▶ [DATA EXTRACT]
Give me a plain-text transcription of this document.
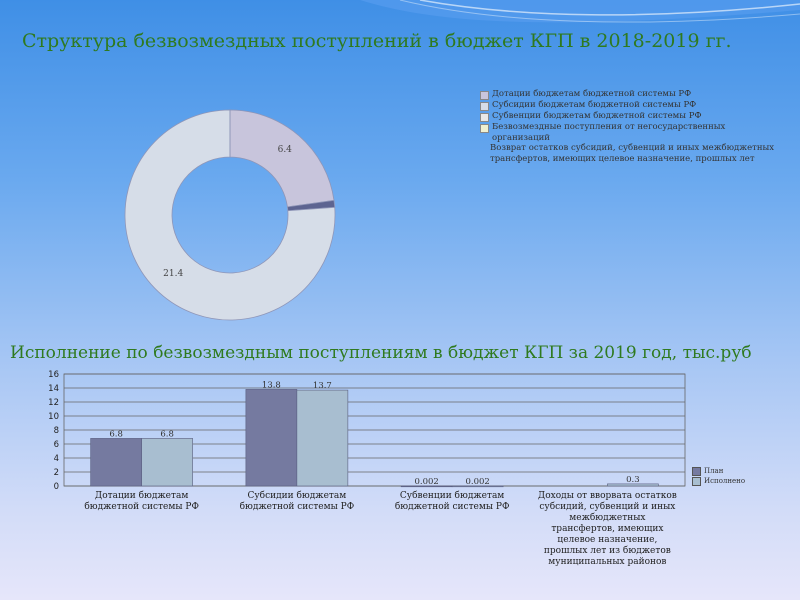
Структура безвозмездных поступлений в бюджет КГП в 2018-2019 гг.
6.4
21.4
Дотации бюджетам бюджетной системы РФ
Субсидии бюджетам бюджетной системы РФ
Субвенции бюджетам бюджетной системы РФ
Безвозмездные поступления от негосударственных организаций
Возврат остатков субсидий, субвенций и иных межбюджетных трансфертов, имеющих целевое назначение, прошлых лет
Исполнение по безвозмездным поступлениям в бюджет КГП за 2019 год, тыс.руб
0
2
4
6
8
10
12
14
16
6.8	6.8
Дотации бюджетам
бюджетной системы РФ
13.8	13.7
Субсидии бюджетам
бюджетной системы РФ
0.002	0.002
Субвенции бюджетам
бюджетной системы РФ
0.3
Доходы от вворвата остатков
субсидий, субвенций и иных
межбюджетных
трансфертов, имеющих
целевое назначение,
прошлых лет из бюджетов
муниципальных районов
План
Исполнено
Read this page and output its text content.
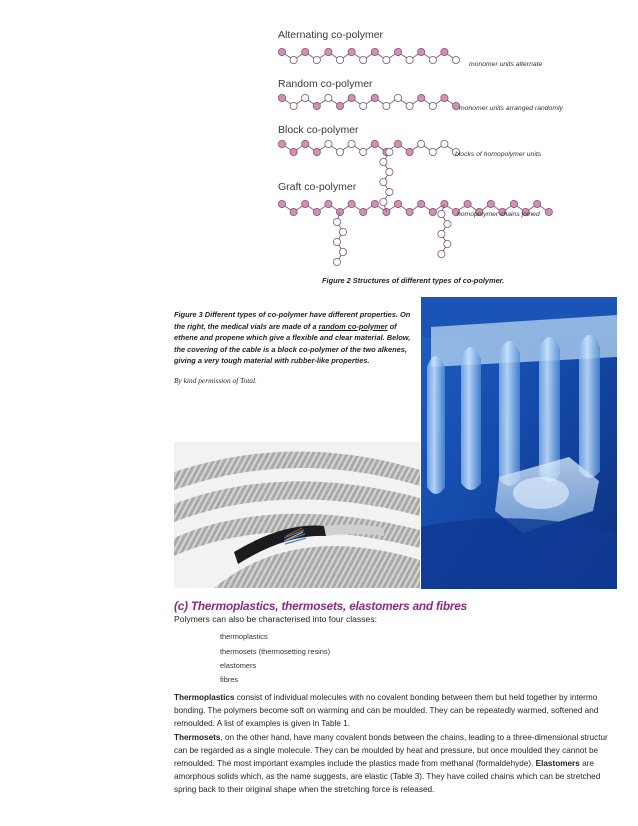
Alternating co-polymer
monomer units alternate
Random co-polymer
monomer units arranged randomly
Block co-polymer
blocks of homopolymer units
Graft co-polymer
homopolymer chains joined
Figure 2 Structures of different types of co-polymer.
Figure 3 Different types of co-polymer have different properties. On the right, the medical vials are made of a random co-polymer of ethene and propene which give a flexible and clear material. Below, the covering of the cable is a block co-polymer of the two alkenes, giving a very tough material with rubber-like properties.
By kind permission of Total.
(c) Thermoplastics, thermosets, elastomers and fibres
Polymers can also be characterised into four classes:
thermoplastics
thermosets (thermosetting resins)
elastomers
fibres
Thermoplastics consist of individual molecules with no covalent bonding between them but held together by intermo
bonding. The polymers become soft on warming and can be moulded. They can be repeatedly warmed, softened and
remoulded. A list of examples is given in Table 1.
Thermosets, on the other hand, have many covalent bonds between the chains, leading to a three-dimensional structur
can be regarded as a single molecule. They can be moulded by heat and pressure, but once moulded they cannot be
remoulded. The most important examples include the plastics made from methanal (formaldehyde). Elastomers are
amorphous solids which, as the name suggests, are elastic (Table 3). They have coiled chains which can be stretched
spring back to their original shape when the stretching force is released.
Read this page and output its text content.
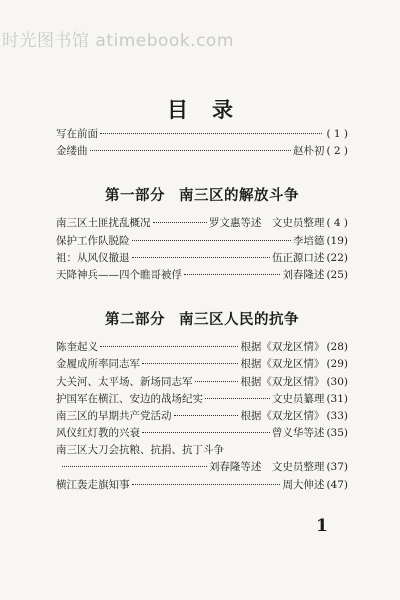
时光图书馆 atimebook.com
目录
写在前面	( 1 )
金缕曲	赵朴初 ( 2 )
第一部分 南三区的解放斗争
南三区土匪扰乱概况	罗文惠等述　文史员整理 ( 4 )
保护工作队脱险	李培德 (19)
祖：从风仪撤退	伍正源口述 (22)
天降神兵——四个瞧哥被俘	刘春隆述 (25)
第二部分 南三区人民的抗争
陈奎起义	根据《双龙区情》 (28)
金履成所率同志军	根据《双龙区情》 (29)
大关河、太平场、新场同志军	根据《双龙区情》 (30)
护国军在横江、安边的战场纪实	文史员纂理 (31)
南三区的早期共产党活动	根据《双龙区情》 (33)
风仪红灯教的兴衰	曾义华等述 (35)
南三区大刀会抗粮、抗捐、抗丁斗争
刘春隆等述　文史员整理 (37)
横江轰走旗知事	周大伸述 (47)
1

▶ [THE TASK]
Repeat all the data as it stands, dropping any images it holds.

▶ [THE RESPONSE]
Give me a plain-text transcription of this document.
Структура безвозмездных поступлений в бюджет КГП в 2018-2019 гг.
6.4
21.4
Дотации бюджетам бюджетной системы РФ
Субсидии бюджетам бюджетной системы РФ
Субвенции бюджетам бюджетной системы РФ
Безвозмездные поступления от негосударственных организаций
Возврат остатков субсидий, субвенций и иных межбюджетных трансфертов, имеющих целевое назначение, прошлых лет
Исполнение по безвозмездным поступлениям в бюджет КГП за 2019 год, тыс.руб
0
2
4
6
8
10
12
14
16
6.8	6.8
Дотации бюджетам
бюджетной системы РФ
13.8	13.7
Субсидии бюджетам
бюджетной системы РФ
0.002	0.002
Субвенции бюджетам
бюджетной системы РФ
0.3
Доходы от вворвата остатков
субсидий, субвенций и иных
межбюджетных
трансфертов, имеющих
целевое назначение,
прошлых лет из бюджетов
муниципальных районов
План
Исполнено
Read this page and output its text content.
Alternating co-polymer
monomer units alternate
Random co-polymer
monomer units arranged randomly
Block co-polymer
blocks of homopolymer units
Graft co-polymer
homopolymer chains joined
Figure 2 Structures of different types of co-polymer.
Figure 3 Different types of co-polymer have different properties. On the right, the medical vials are made of a random co-polymer of ethene and propene which give a flexible and clear material. Below, the covering of the cable is a block co-polymer of the two alkenes, giving a very tough material with rubber-like properties.
By kind permission of Total.
(c) Thermoplastics, thermosets, elastomers and fibres
Polymers can also be characterised into four classes:
thermoplastics
thermosets (thermosetting resins)
elastomers
fibres
Thermoplastics consist of individual molecules with no covalent bonding between them but held together by intermo
bonding. The polymers become soft on warming and can be moulded. They can be repeatedly warmed, softened and
remoulded. A list of examples is given in Table 1.
Thermosets, on the other hand, have many covalent bonds between the chains, leading to a three-dimensional structur
can be regarded as a single molecule. They can be moulded by heat and pressure, but once moulded they cannot be
remoulded. The most important examples include the plastics made from methanal (formaldehyde). Elastomers are
amorphous solids which, as the name suggests, are elastic (Table 3). They have coiled chains which can be stretched
spring back to their original shape when the stretching force is released.
Read this page and output its text content.
时光图书馆 atimebook.com
目录
写在前面	( 1 )
金缕曲	赵朴初 ( 2 )
第一部分 南三区的解放斗争
南三区土匪扰乱概况	罗文惠等述　文史员整理 ( 4 )
保护工作队脱险	李培德 (19)
祖：从风仪撤退	伍正源口述 (22)
天降神兵——四个瞧哥被俘	刘春隆述 (25)
第二部分 南三区人民的抗争
陈奎起义	根据《双龙区情》 (28)
金履成所率同志军	根据《双龙区情》 (29)
大关河、太平场、新场同志军	根据《双龙区情》 (30)
护国军在横江、安边的战场纪实	文史员纂理 (31)
南三区的早期共产党活动	根据《双龙区情》 (33)
风仪红灯教的兴衰	曾义华等述 (35)
南三区大刀会抗粮、抗捐、抗丁斗争
刘春隆等述　文史员整理 (37)
横江轰走旗知事	周大伸述 (47)
1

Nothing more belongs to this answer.